■ **Task details**
Repeat, exactly and completely, the material that follows. Omit the pictures.

■ **Entries**
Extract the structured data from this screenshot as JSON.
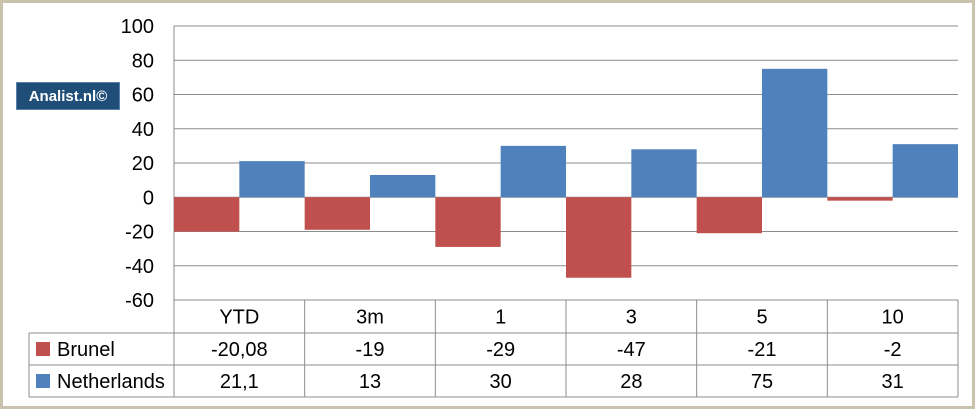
{
  "watermark": "Analist.nl©",
  "colors": {
    "brunel": "#c0504d",
    "netherlands": "#4f81bd"
  },
  "chart_data": {
    "type": "bar",
    "categories": [
      "YTD",
      "3m",
      "1",
      "3",
      "5",
      "10"
    ],
    "series": [
      {
        "name": "Brunel",
        "values": [
          -20.08,
          -19,
          -29,
          -47,
          -21,
          -2
        ],
        "labels": [
          "-20,08",
          "-19",
          "-29",
          "-47",
          "-21",
          "-2"
        ]
      },
      {
        "name": "Netherlands",
        "values": [
          21.1,
          13,
          30,
          28,
          75,
          31
        ],
        "labels": [
          "21,1",
          "13",
          "30",
          "28",
          "75",
          "31"
        ]
      }
    ],
    "ylim": [
      -60,
      100
    ],
    "yticks": [
      "100",
      "80",
      "60",
      "40",
      "20",
      "0",
      "-20",
      "-40",
      "-60"
    ],
    "grid": true,
    "legend": "data-table"
  }
}
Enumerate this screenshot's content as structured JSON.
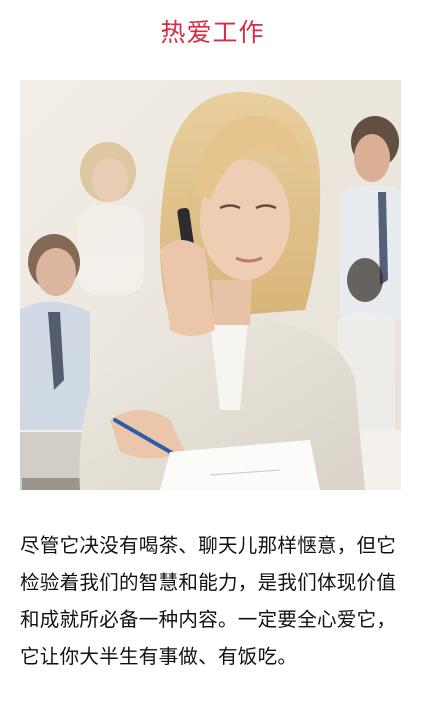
{
  "page": {
    "title": "热爱工作",
    "title_color": "#d62c43"
  },
  "photo": {
    "icon": "office-woman-on-phone-photo"
  },
  "article": {
    "paragraph": "尽管它决没有喝茶、聊天儿那样惬意，但它检验着我们的智慧和能力，是我们体现价值和成就所必备一种内容。一定要全心爱它，它让你大半生有事做、有饭吃。"
  }
}
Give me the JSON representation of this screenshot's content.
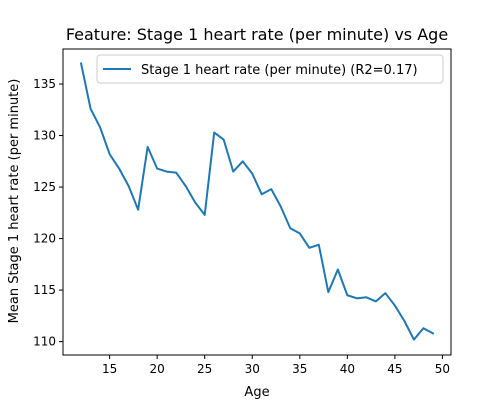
{
  "chart_data": {
    "type": "line",
    "title": "Feature: Stage 1 heart rate (per minute) vs Age",
    "xlabel": "Age",
    "ylabel": "Mean Stage 1 heart rate (per minute)",
    "xlim": [
      10.1,
      50.9
    ],
    "ylim": [
      108.7,
      138.4
    ],
    "xticks": [
      15,
      20,
      25,
      30,
      35,
      40,
      45,
      50
    ],
    "yticks": [
      110,
      115,
      120,
      125,
      130,
      135
    ],
    "grid": false,
    "legend_position": "top-right",
    "series": [
      {
        "name": "Stage 1 heart rate (per minute) (R2=0.17)",
        "color": "#1f77b4",
        "x": [
          12,
          13,
          14,
          15,
          16,
          17,
          18,
          19,
          20,
          21,
          22,
          23,
          24,
          25,
          26,
          27,
          28,
          29,
          30,
          31,
          32,
          33,
          34,
          35,
          36,
          37,
          38,
          39,
          40,
          41,
          42,
          43,
          44,
          45,
          46,
          47,
          48,
          49
        ],
        "y": [
          137.0,
          132.6,
          130.8,
          128.2,
          126.8,
          125.1,
          122.8,
          128.9,
          126.8,
          126.5,
          126.4,
          125.1,
          123.5,
          122.3,
          130.3,
          129.6,
          126.5,
          127.5,
          126.3,
          124.3,
          124.8,
          123.1,
          121.0,
          120.5,
          119.1,
          119.4,
          114.8,
          117.0,
          114.5,
          114.2,
          114.3,
          113.9,
          114.7,
          113.5,
          112.0,
          110.2,
          111.3,
          110.8
        ]
      }
    ]
  }
}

■ **Exercise response**
Extract the structured data from this screenshot as JSON.
{
  "watermark": "Analist.nl©",
  "colors": {
    "brunel": "#c0504d",
    "netherlands": "#4f81bd"
  },
  "chart_data": {
    "type": "bar",
    "categories": [
      "YTD",
      "3m",
      "1",
      "3",
      "5",
      "10"
    ],
    "series": [
      {
        "name": "Brunel",
        "values": [
          -20.08,
          -19,
          -29,
          -47,
          -21,
          -2
        ],
        "labels": [
          "-20,08",
          "-19",
          "-29",
          "-47",
          "-21",
          "-2"
        ]
      },
      {
        "name": "Netherlands",
        "values": [
          21.1,
          13,
          30,
          28,
          75,
          31
        ],
        "labels": [
          "21,1",
          "13",
          "30",
          "28",
          "75",
          "31"
        ]
      }
    ],
    "ylim": [
      -60,
      100
    ],
    "yticks": [
      "100",
      "80",
      "60",
      "40",
      "20",
      "0",
      "-20",
      "-40",
      "-60"
    ],
    "grid": true,
    "legend": "data-table"
  }
}
Enumerate this screenshot's content as structured JSON.
{
  "page": {
    "title": "热爱工作",
    "title_color": "#d62c43"
  },
  "photo": {
    "icon": "office-woman-on-phone-photo"
  },
  "article": {
    "paragraph": "尽管它决没有喝茶、聊天儿那样惬意，但它检验着我们的智慧和能力，是我们体现价值和成就所必备一种内容。一定要全心爱它，它让你大半生有事做、有饭吃。"
  }
}
Give me the JSON representation of this screenshot's content.
{
  "chart_data": {
    "type": "line",
    "title": "Feature: Stage 1 heart rate (per minute) vs Age",
    "xlabel": "Age",
    "ylabel": "Mean Stage 1 heart rate (per minute)",
    "xlim": [
      10.1,
      50.9
    ],
    "ylim": [
      108.7,
      138.4
    ],
    "xticks": [
      15,
      20,
      25,
      30,
      35,
      40,
      45,
      50
    ],
    "yticks": [
      110,
      115,
      120,
      125,
      130,
      135
    ],
    "grid": false,
    "legend_position": "top-right",
    "series": [
      {
        "name": "Stage 1 heart rate (per minute) (R2=0.17)",
        "color": "#1f77b4",
        "x": [
          12,
          13,
          14,
          15,
          16,
          17,
          18,
          19,
          20,
          21,
          22,
          23,
          24,
          25,
          26,
          27,
          28,
          29,
          30,
          31,
          32,
          33,
          34,
          35,
          36,
          37,
          38,
          39,
          40,
          41,
          42,
          43,
          44,
          45,
          46,
          47,
          48,
          49
        ],
        "y": [
          137.0,
          132.6,
          130.8,
          128.2,
          126.8,
          125.1,
          122.8,
          128.9,
          126.8,
          126.5,
          126.4,
          125.1,
          123.5,
          122.3,
          130.3,
          129.6,
          126.5,
          127.5,
          126.3,
          124.3,
          124.8,
          123.1,
          121.0,
          120.5,
          119.1,
          119.4,
          114.8,
          117.0,
          114.5,
          114.2,
          114.3,
          113.9,
          114.7,
          113.5,
          112.0,
          110.2,
          111.3,
          110.8
        ]
      }
    ]
  }
}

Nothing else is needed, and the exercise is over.